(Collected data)
* begin *

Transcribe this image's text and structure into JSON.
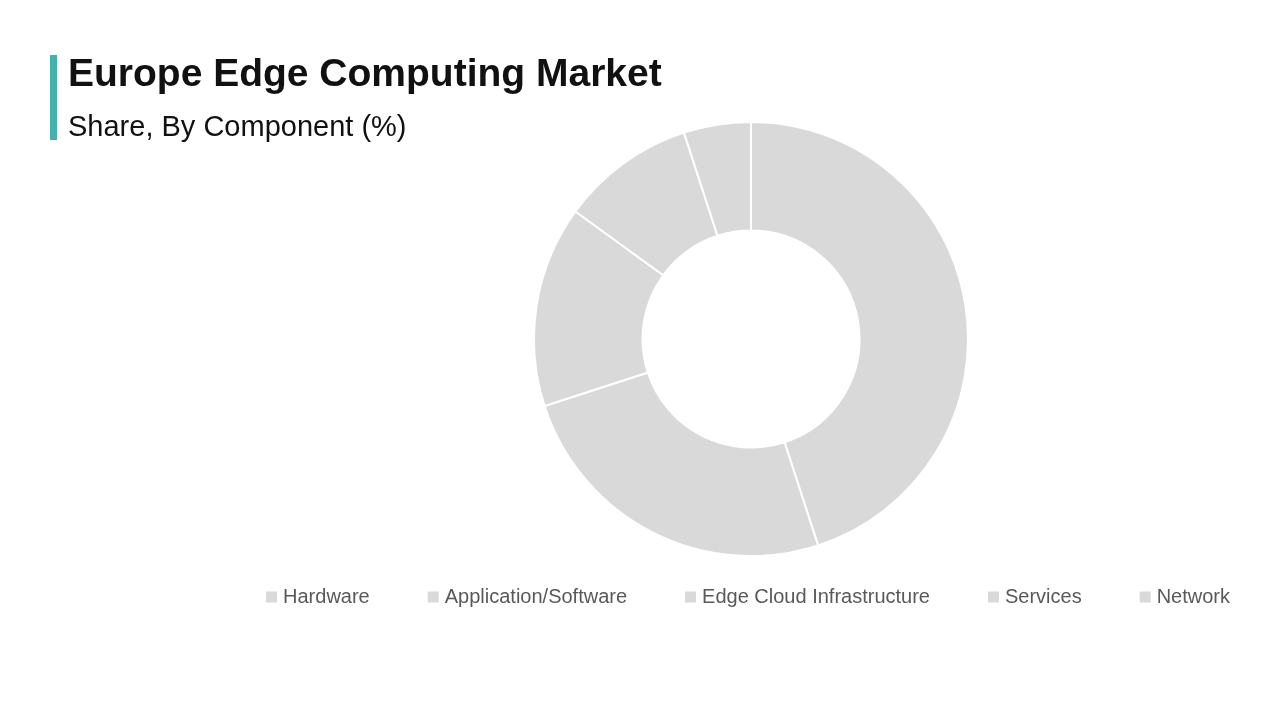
{
  "chart_data": {
    "type": "donut",
    "title": "Europe Edge Computing Market",
    "subtitle": "Share, By Component (%)",
    "categories": [
      "Hardware",
      "Application/Software",
      "Edge Cloud Infrastructure",
      "Services",
      "Network"
    ],
    "values": [
      45,
      25,
      15,
      10,
      5
    ],
    "colors": [
      "#d9d9d9",
      "#d9d9d9",
      "#d9d9d9",
      "#d9d9d9",
      "#d9d9d9"
    ],
    "legend": "bottom"
  }
}
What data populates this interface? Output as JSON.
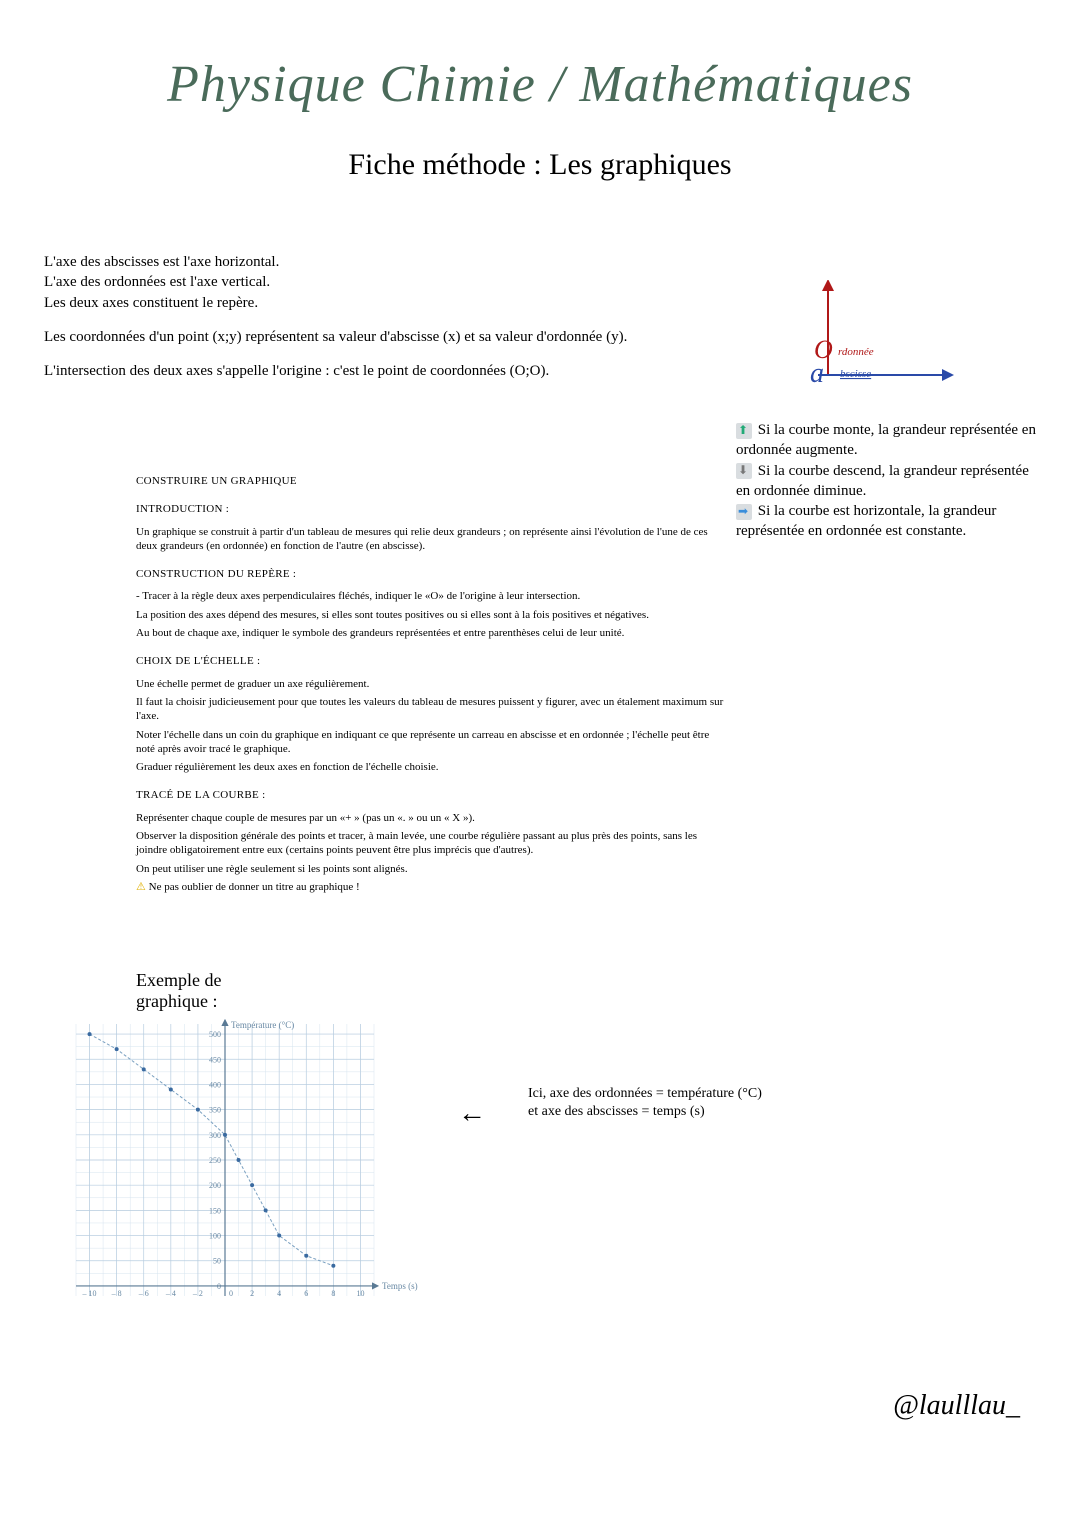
{
  "header": {
    "title_script": "Physique Chimie / Mathématiques",
    "title_script_color": "#4a6b5a",
    "subtitle": "Fiche méthode : Les graphiques"
  },
  "intro": {
    "p1": "L'axe des abscisses est l'axe horizontal.\nL'axe des ordonnées est l'axe vertical.\nLes deux axes constituent le repère.",
    "p2": "Les coordonnées d'un point (x;y) représentent sa valeur d'abscisse (x) et sa valeur d'ordonnée (y).",
    "p3": "L'intersection des deux axes s'appelle l'origine : c'est le point de coordonnées (O;O)."
  },
  "axes_diagram": {
    "y_color": "#b01818",
    "x_color": "#2a4aa8",
    "o_color": "#b01818",
    "a_color": "#2a4aa8",
    "y_label": "rdonnée",
    "x_label": "bscisse",
    "o_letter": "O",
    "a_letter": "a"
  },
  "side_notes": {
    "n1": "Si la courbe monte, la grandeur représentée en ordonnée augmente.",
    "n2": "Si la courbe descend, la grandeur représentée en ordonnée diminue.",
    "n3": "Si la courbe est horizontale, la grandeur représentée en ordonnée est constante."
  },
  "method": {
    "h_main": "CONSTRUIRE UN GRAPHIQUE",
    "h_intro": "INTRODUCTION :",
    "intro_text": "Un graphique se construit à partir d'un tableau de mesures qui relie deux grandeurs ; on représente ainsi l'évolution de l'une de ces deux grandeurs (en ordonnée) en fonction de l'autre (en abscisse).",
    "h_repere": "CONSTRUCTION DU REPÈRE :",
    "repere_p1": "- Tracer à la règle deux axes perpendiculaires fléchés, indiquer le «O» de l'origine à leur intersection.",
    "repere_p2": "La position des axes dépend des mesures, si elles sont toutes positives ou si elles sont à la fois positives et négatives.",
    "repere_p3": "Au bout de chaque axe, indiquer le symbole des grandeurs représentées et entre parenthèses celui de leur unité.",
    "h_echelle": "CHOIX DE L'ÉCHELLE :",
    "echelle_p1": "Une échelle permet de graduer un axe régulièrement.",
    "echelle_p2": "Il faut la choisir judicieusement pour que toutes les valeurs du tableau de mesures puissent y figurer, avec un étalement maximum sur l'axe.",
    "echelle_p3": "Noter l'échelle dans un coin du graphique en indiquant ce que représente un carreau en abscisse et en ordonnée ; l'échelle peut être noté après avoir tracé le graphique.",
    "echelle_p4": "Graduer régulièrement les deux axes en fonction de l'échelle choisie.",
    "h_trace": "TRACÉ DE LA COURBE :",
    "trace_p1": "Représenter chaque couple de mesures par un «+ » (pas un «. » ou  un « X »).",
    "trace_p2": "Observer la disposition générale des points et tracer, à main levée, une courbe régulière passant au plus près des points, sans les joindre obligatoirement entre eux (certains points peuvent être plus imprécis que d'autres).",
    "trace_p3": "On peut utiliser une règle seulement si les points sont alignés.",
    "warn": "Ne pas oublier de donner un titre au graphique !"
  },
  "example": {
    "title": "Exemple de\ngraphique :",
    "annotation": "Ici, axe des ordonnées = température (°C) et axe des abscisses = temps (s)",
    "arrow": "←"
  },
  "chart": {
    "type": "scatter-line",
    "xlabel": "Temps (s)",
    "ylabel": "Température (°C)",
    "x_ticks": [
      -10,
      -8,
      -6,
      -4,
      -2,
      0,
      2,
      4,
      6,
      8,
      10
    ],
    "y_ticks": [
      0,
      50,
      100,
      150,
      200,
      250,
      300,
      350,
      400,
      450,
      500
    ],
    "xlim": [
      -11,
      11
    ],
    "ylim": [
      -20,
      520
    ],
    "data": [
      {
        "x": -10,
        "y": 500
      },
      {
        "x": -8,
        "y": 470
      },
      {
        "x": -6,
        "y": 430
      },
      {
        "x": -4,
        "y": 390
      },
      {
        "x": -2,
        "y": 350
      },
      {
        "x": 0,
        "y": 300
      },
      {
        "x": 1,
        "y": 250
      },
      {
        "x": 2,
        "y": 200
      },
      {
        "x": 3,
        "y": 150
      },
      {
        "x": 4,
        "y": 100
      },
      {
        "x": 6,
        "y": 60
      },
      {
        "x": 8,
        "y": 40
      }
    ],
    "grid_color_minor": "#d7e4ef",
    "grid_color_major": "#b8cde0",
    "axis_color": "#5a7a95",
    "point_color": "#3a6aa0",
    "line_color": "#7aa0c0",
    "label_color": "#6a8aa5",
    "tick_fontsize": 8,
    "label_fontsize": 9,
    "background": "#ffffff"
  },
  "credit": "@laulllau_"
}
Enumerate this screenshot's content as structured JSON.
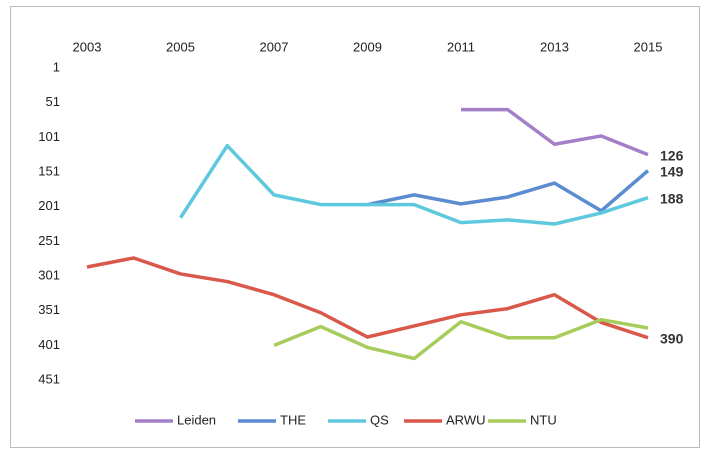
{
  "chart_data": {
    "type": "line",
    "x": [
      2003,
      2004,
      2005,
      2006,
      2007,
      2008,
      2009,
      2010,
      2011,
      2012,
      2013,
      2014,
      2015
    ],
    "xlim": [
      2003,
      2015
    ],
    "xticks": [
      2003,
      2005,
      2007,
      2009,
      2011,
      2013,
      2015
    ],
    "ylim": [
      1,
      451
    ],
    "yticks": [
      1,
      51,
      101,
      151,
      201,
      251,
      301,
      351,
      401,
      451
    ],
    "y_inverted": true,
    "legend": "bottom",
    "series": [
      {
        "name": "Leiden",
        "color": "#a47fc8",
        "end_label": true,
        "values": [
          null,
          null,
          null,
          null,
          null,
          null,
          null,
          null,
          61,
          61,
          111,
          99,
          126
        ]
      },
      {
        "name": "THE",
        "color": "#5b8bd0",
        "end_label": true,
        "values": [
          null,
          null,
          null,
          null,
          null,
          null,
          198,
          184,
          197,
          187,
          167,
          207,
          149
        ]
      },
      {
        "name": "QS",
        "color": "#5ec8dd",
        "end_label": true,
        "values": [
          null,
          null,
          217,
          113,
          184,
          198,
          198,
          198,
          224,
          220,
          226,
          210,
          188
        ]
      },
      {
        "name": "ARWU",
        "color": "#d9584a",
        "end_label": true,
        "values": [
          288,
          275,
          298,
          309,
          328,
          354,
          389,
          373,
          357,
          348,
          328,
          368,
          390
        ]
      },
      {
        "name": "NTU",
        "color": "#a8cc5b",
        "end_label": false,
        "values": [
          null,
          null,
          null,
          null,
          401,
          374,
          404,
          420,
          367,
          390,
          390,
          364,
          376
        ]
      }
    ]
  }
}
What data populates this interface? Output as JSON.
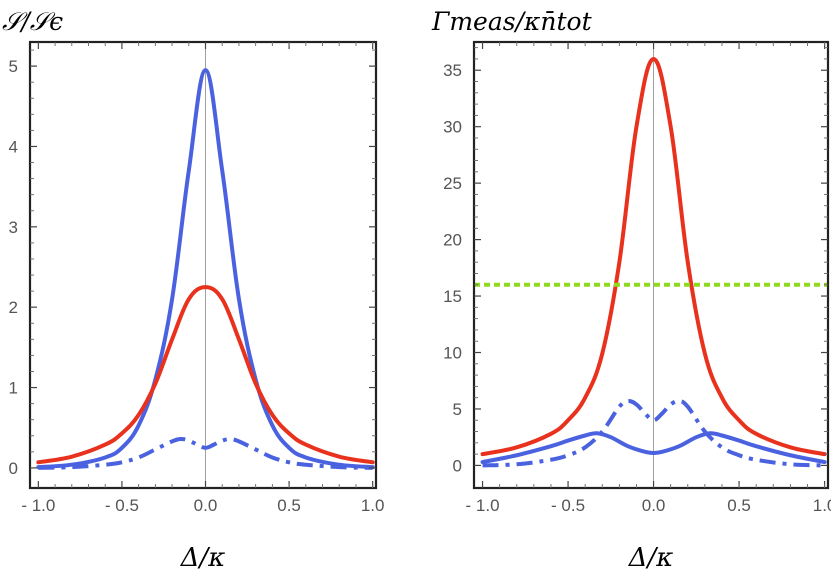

* end *

SET TASK
The entries above should be reproduced exactly, without their pictures.

THE COMPLETED TASK
Transcribe this image's text and structure into JSON.
{
  "chart_data": {
    "type": "donut",
    "title": "Europe Edge Computing Market",
    "subtitle": "Share, By Component (%)",
    "categories": [
      "Hardware",
      "Application/Software",
      "Edge Cloud Infrastructure",
      "Services",
      "Network"
    ],
    "values": [
      45,
      25,
      15,
      10,
      5
    ],
    "colors": [
      "#d9d9d9",
      "#d9d9d9",
      "#d9d9d9",
      "#d9d9d9",
      "#d9d9d9"
    ],
    "legend": "bottom"
  }
}
What data populates this interface? Output as JSON.
{
  "header": {
    "title_script": "Physique Chimie / Mathématiques",
    "title_script_color": "#4a6b5a",
    "subtitle": "Fiche méthode : Les graphiques"
  },
  "intro": {
    "p1": "L'axe des abscisses est l'axe horizontal.\nL'axe des ordonnées est l'axe vertical.\nLes deux axes constituent le repère.",
    "p2": "Les coordonnées d'un point (x;y) représentent sa valeur d'abscisse (x) et sa valeur d'ordonnée (y).",
    "p3": "L'intersection des deux axes s'appelle l'origine : c'est le point de coordonnées (O;O)."
  },
  "axes_diagram": {
    "y_color": "#b01818",
    "x_color": "#2a4aa8",
    "o_color": "#b01818",
    "a_color": "#2a4aa8",
    "y_label": "rdonnée",
    "x_label": "bscisse",
    "o_letter": "O",
    "a_letter": "a"
  },
  "side_notes": {
    "n1": "Si la courbe monte, la grandeur représentée en ordonnée augmente.",
    "n2": "Si la courbe descend, la grandeur représentée en ordonnée diminue.",
    "n3": "Si la courbe est horizontale, la grandeur représentée en ordonnée est constante."
  },
  "method": {
    "h_main": "CONSTRUIRE UN GRAPHIQUE",
    "h_intro": "INTRODUCTION :",
    "intro_text": "Un graphique se construit à partir d'un tableau de mesures qui relie deux grandeurs ; on représente ainsi l'évolution de l'une de ces deux grandeurs (en ordonnée) en fonction de l'autre (en abscisse).",
    "h_repere": "CONSTRUCTION DU REPÈRE :",
    "repere_p1": "- Tracer à la règle deux axes perpendiculaires fléchés, indiquer le «O» de l'origine à leur intersection.",
    "repere_p2": "La position des axes dépend des mesures, si elles sont toutes positives ou si elles sont à la fois positives et négatives.",
    "repere_p3": "Au bout de chaque axe, indiquer le symbole des grandeurs représentées et entre parenthèses celui de leur unité.",
    "h_echelle": "CHOIX DE L'ÉCHELLE :",
    "echelle_p1": "Une échelle permet de graduer un axe régulièrement.",
    "echelle_p2": "Il faut la choisir judicieusement pour que toutes les valeurs du tableau de mesures puissent y figurer, avec un étalement maximum sur l'axe.",
    "echelle_p3": "Noter l'échelle dans un coin du graphique en indiquant ce que représente un carreau en abscisse et en ordonnée ; l'échelle peut être noté après avoir tracé le graphique.",
    "echelle_p4": "Graduer régulièrement les deux axes en fonction de l'échelle choisie.",
    "h_trace": "TRACÉ DE LA COURBE :",
    "trace_p1": "Représenter chaque couple de mesures par un «+ » (pas un «. » ou  un « X »).",
    "trace_p2": "Observer la disposition générale des points et tracer, à main levée, une courbe régulière passant au plus près des points, sans les joindre obligatoirement entre eux (certains points peuvent être plus imprécis que d'autres).",
    "trace_p3": "On peut utiliser une règle seulement si les points sont alignés.",
    "warn": "Ne pas oublier de donner un titre au graphique !"
  },
  "example": {
    "title": "Exemple de\ngraphique :",
    "annotation": "Ici, axe des ordonnées = température (°C) et axe des abscisses = temps (s)",
    "arrow": "←"
  },
  "chart": {
    "type": "scatter-line",
    "xlabel": "Temps (s)",
    "ylabel": "Température (°C)",
    "x_ticks": [
      -10,
      -8,
      -6,
      -4,
      -2,
      0,
      2,
      4,
      6,
      8,
      10
    ],
    "y_ticks": [
      0,
      50,
      100,
      150,
      200,
      250,
      300,
      350,
      400,
      450,
      500
    ],
    "xlim": [
      -11,
      11
    ],
    "ylim": [
      -20,
      520
    ],
    "data": [
      {
        "x": -10,
        "y": 500
      },
      {
        "x": -8,
        "y": 470
      },
      {
        "x": -6,
        "y": 430
      },
      {
        "x": -4,
        "y": 390
      },
      {
        "x": -2,
        "y": 350
      },
      {
        "x": 0,
        "y": 300
      },
      {
        "x": 1,
        "y": 250
      },
      {
        "x": 2,
        "y": 200
      },
      {
        "x": 3,
        "y": 150
      },
      {
        "x": 4,
        "y": 100
      },
      {
        "x": 6,
        "y": 60
      },
      {
        "x": 8,
        "y": 40
      }
    ],
    "grid_color_minor": "#d7e4ef",
    "grid_color_major": "#b8cde0",
    "axis_color": "#5a7a95",
    "point_color": "#3a6aa0",
    "line_color": "#7aa0c0",
    "label_color": "#6a8aa5",
    "tick_fontsize": 8,
    "label_fontsize": 9,
    "background": "#ffffff"
  },
  "credit": "@laulllau_"
}
Enumerate this screenshot's content as structured JSON.
{
  "chart_data": {
    "type": "line",
    "x": [
      2003,
      2004,
      2005,
      2006,
      2007,
      2008,
      2009,
      2010,
      2011,
      2012,
      2013,
      2014,
      2015
    ],
    "xlim": [
      2003,
      2015
    ],
    "xticks": [
      2003,
      2005,
      2007,
      2009,
      2011,
      2013,
      2015
    ],
    "ylim": [
      1,
      451
    ],
    "yticks": [
      1,
      51,
      101,
      151,
      201,
      251,
      301,
      351,
      401,
      451
    ],
    "y_inverted": true,
    "legend": "bottom",
    "series": [
      {
        "name": "Leiden",
        "color": "#a47fc8",
        "end_label": true,
        "values": [
          null,
          null,
          null,
          null,
          null,
          null,
          null,
          null,
          61,
          61,
          111,
          99,
          126
        ]
      },
      {
        "name": "THE",
        "color": "#5b8bd0",
        "end_label": true,
        "values": [
          null,
          null,
          null,
          null,
          null,
          null,
          198,
          184,
          197,
          187,
          167,
          207,
          149
        ]
      },
      {
        "name": "QS",
        "color": "#5ec8dd",
        "end_label": true,
        "values": [
          null,
          null,
          217,
          113,
          184,
          198,
          198,
          198,
          224,
          220,
          226,
          210,
          188
        ]
      },
      {
        "name": "ARWU",
        "color": "#d9584a",
        "end_label": true,
        "values": [
          288,
          275,
          298,
          309,
          328,
          354,
          389,
          373,
          357,
          348,
          328,
          368,
          390
        ]
      },
      {
        "name": "NTU",
        "color": "#a8cc5b",
        "end_label": false,
        "values": [
          null,
          null,
          null,
          null,
          401,
          374,
          404,
          420,
          367,
          390,
          390,
          364,
          376
        ]
      }
    ]
  }
}
What data populates this interface? Output as JSON.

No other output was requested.